» **Text provided**

⟨

25

How can one access NS attributes through using ElementTree?

With the following:

<data xmlns="http://www.foo.net/a" xmlns:a="http://www.foo.net/a" book="1" category="ABS" date="2009-12-22">

When I try to root.get('xmlns') I get back None, Category and Date are fine, Any help appreciated..

Melchior
  • 251
  • 1
  • 3
  • 3
  • 3
    I can't answer your question - but having struggled against this shortcoming for a couple of days I'm prepared to claim that it isn't possible using with the current ElementTree API. In my application I needed to detect whether an xmlns:xlink attribute already existed on the root element, and if not, add it. It's not possible to test whether an xmlns attribute already exists and what is more, ElementTree is happy to add it twice if you try. Since either zero or two identical xmlns attributes in the same element cause an error in most XML consumers this make ElementTree very difficult to use. – Rob Smallshire Aug 17 '11 at 19:02
  • This is a very relevant answer now: [from 2017 timeframe](https://stackoverflow.com/a/42372404/13719735) – analytical_prat Aug 04 '22 at 12:32

3 Answers3

18

I think element.tag is what you're looking for. Note that your example is missing a trailing slash, so it's unbalanced and won't parse. I've added one in my example.

>>> from xml.etree import ElementTree as ET
>>> data = '''<data xmlns="http://www.foo.net/a"
...                 xmlns:a="http://www.foo.net/a"
...                 book="1" category="ABS" date="2009-12-22"/>'''
>>> element = ET.fromstring(data)
>>> element
<Element {http://www.foo.net/a}data at 1013b74d0>
>>> element.tag
'{http://www.foo.net/a}data'
>>> element.attrib
{'category': 'ABS', 'date': '2009-12-22', 'book': '1'}

If you just want to know the xmlns URI, you can split it out with a function like:

def tag_uri_and_name(elem):
    if elem.tag[0] == "{":
        uri, ignore, tag = elem.tag[1:].partition("}")
    else:
        uri = None
        tag = elem.tag
    return uri, tag

For much more on namespaces and qualified names in ElementTree, see effbot's examples.

⟩

» **Stated problem 1**
In the ElementTree thread, what does the asker get back from root.get('xmlns')?
» **Stated problem 2**
Why did the answerer in the ElementTree thread add a trailing slash to the asker's XML?
» **Stated problem 3**
Rewrite the ElementTree thread from "How can one" to "Any help appreciated..", putting "an empty result" in place of "None".
The lines that come next are separate material, unrelated to the ElementTree thread.

» **Collected material**
⟨

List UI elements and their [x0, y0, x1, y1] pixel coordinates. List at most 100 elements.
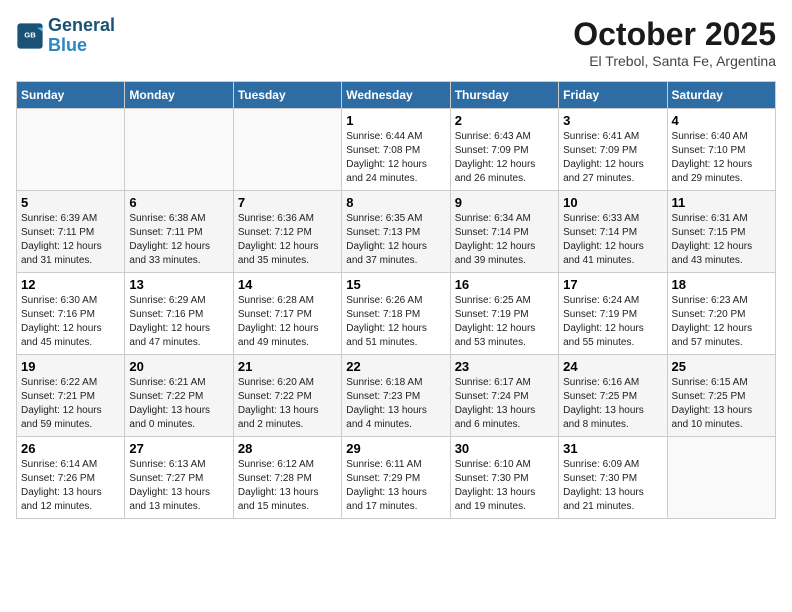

⟩

» **Correct output 1**
None.

» **Correct output 2**
The asker's example lacked a trailing slash, so it was unbalanced and would not parse. The answerer added one to make the example work.

» **Correct output 3**
How can one access NS attributes through using ElementTree?

With the following:

<data xmlns="http://www.foo.net/a" xmlns:a="http://www.foo.net/a" book="1" category="ABS" date="2009-12-22">

When I try to root.get('xmlns') I get back an empty result, Category and Date are fine, Any help appreciated..